*The request:*
In your copy, include every line of the listing below exactly but none of the pictures.

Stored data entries
----------------------------------------
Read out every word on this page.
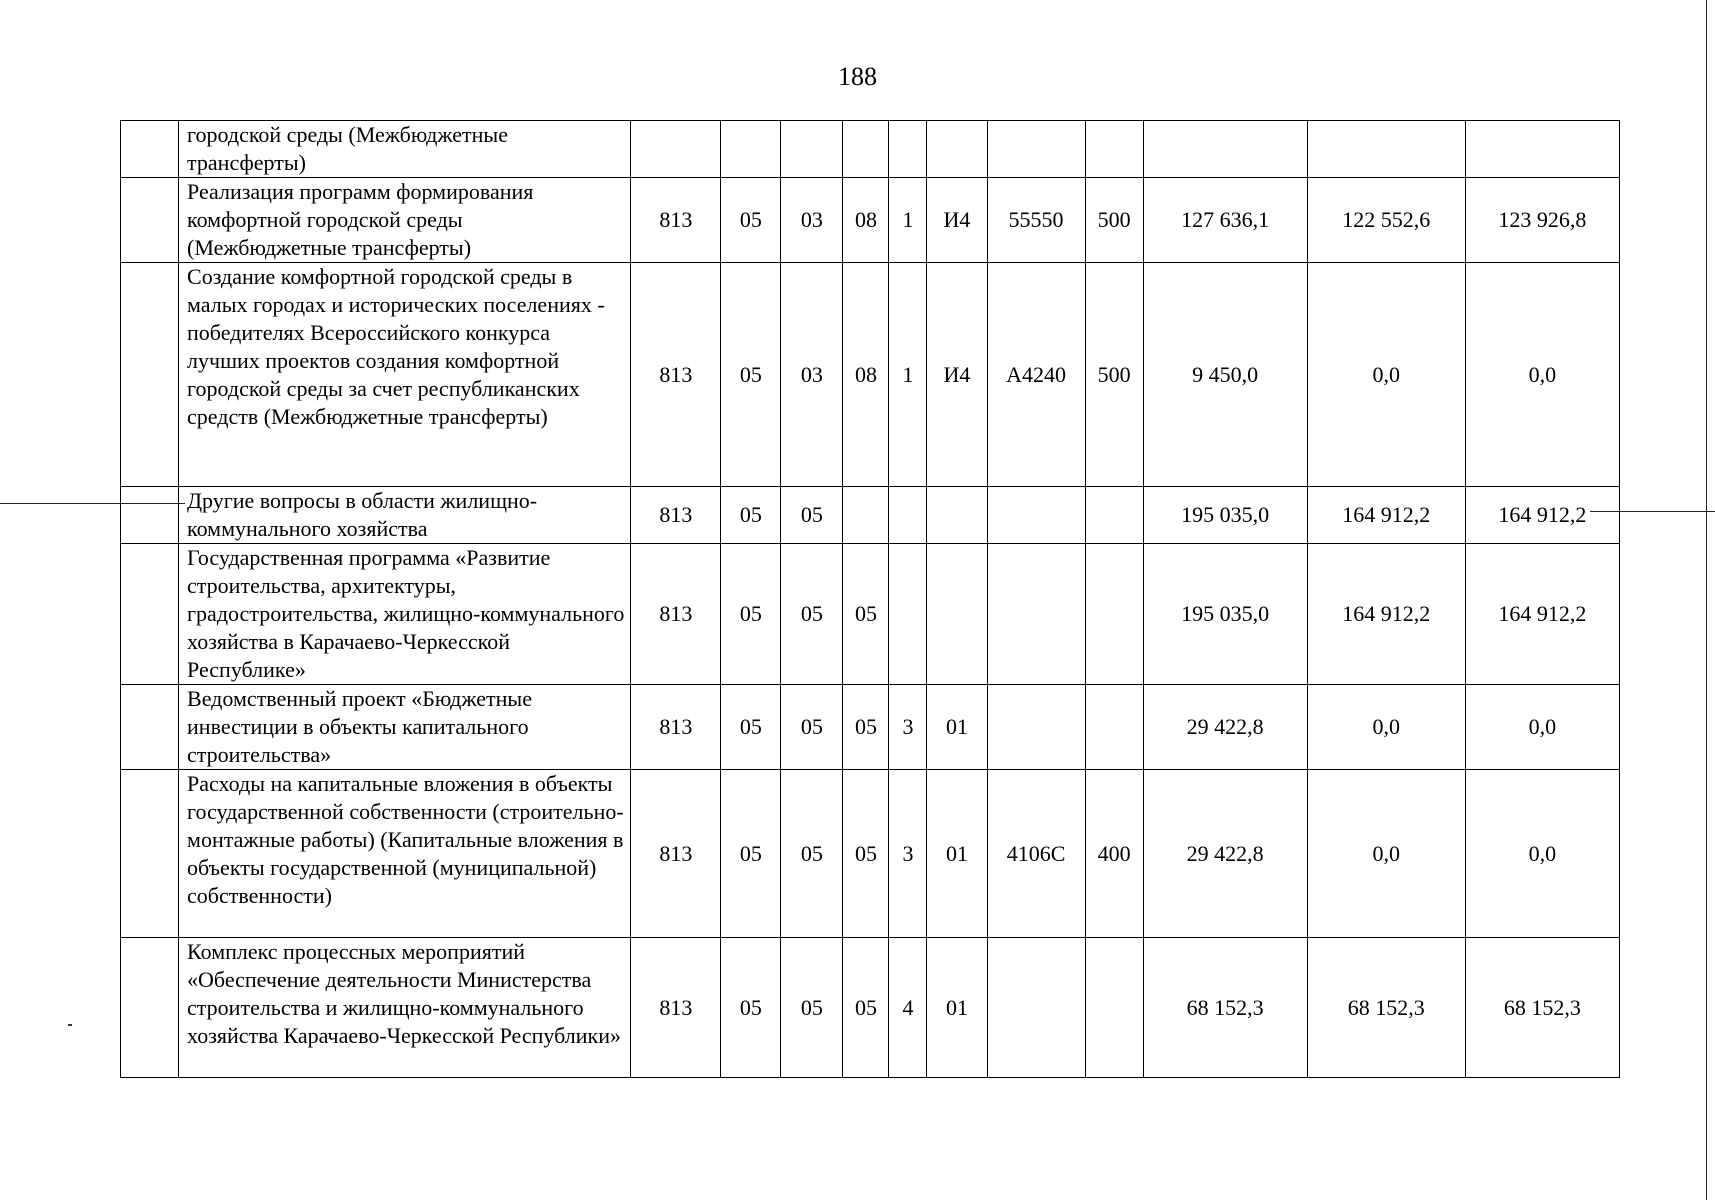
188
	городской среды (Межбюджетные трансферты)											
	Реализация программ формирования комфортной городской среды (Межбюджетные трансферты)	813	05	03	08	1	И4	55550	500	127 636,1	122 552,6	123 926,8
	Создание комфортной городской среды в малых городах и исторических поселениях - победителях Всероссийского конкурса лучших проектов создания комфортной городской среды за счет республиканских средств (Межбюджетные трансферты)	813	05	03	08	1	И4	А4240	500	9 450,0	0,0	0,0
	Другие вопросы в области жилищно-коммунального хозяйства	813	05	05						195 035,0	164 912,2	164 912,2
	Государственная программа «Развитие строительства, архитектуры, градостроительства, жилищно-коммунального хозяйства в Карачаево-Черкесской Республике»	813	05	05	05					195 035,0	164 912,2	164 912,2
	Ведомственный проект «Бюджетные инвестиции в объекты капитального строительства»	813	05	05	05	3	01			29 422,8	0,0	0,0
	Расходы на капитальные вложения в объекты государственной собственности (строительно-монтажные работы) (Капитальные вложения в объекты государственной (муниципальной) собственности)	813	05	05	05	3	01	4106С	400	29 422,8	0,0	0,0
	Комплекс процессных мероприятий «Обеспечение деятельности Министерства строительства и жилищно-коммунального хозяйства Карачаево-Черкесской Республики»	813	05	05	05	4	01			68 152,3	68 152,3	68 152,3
----------------------------------------
*Task response:*
Read out every word on this page.
188
	городской среды (Межбюджетные трансферты)											
	Реализация программ формирования комфортной городской среды (Межбюджетные трансферты)	813	05	03	08	1	И4	55550	500	127 636,1	122 552,6	123 926,8
	Создание комфортной городской среды в малых городах и исторических поселениях - победителях Всероссийского конкурса лучших проектов создания комфортной городской среды за счет республиканских средств (Межбюджетные трансферты)	813	05	03	08	1	И4	А4240	500	9 450,0	0,0	0,0
	Другие вопросы в области жилищно-коммунального хозяйства	813	05	05						195 035,0	164 912,2	164 912,2
	Государственная программа «Развитие строительства, архитектуры, градостроительства, жилищно-коммунального хозяйства в Карачаево-Черкесской Республике»	813	05	05	05					195 035,0	164 912,2	164 912,2
	Ведомственный проект «Бюджетные инвестиции в объекты капитального строительства»	813	05	05	05	3	01			29 422,8	0,0	0,0
	Расходы на капитальные вложения в объекты государственной собственности (строительно-монтажные работы) (Капитальные вложения в объекты государственной (муниципальной) собственности)	813	05	05	05	3	01	4106С	400	29 422,8	0,0	0,0
	Комплекс процессных мероприятий «Обеспечение деятельности Министерства строительства и жилищно-коммунального хозяйства Карачаево-Черкесской Республики»	813	05	05	05	4	01			68 152,3	68 152,3	68 152,3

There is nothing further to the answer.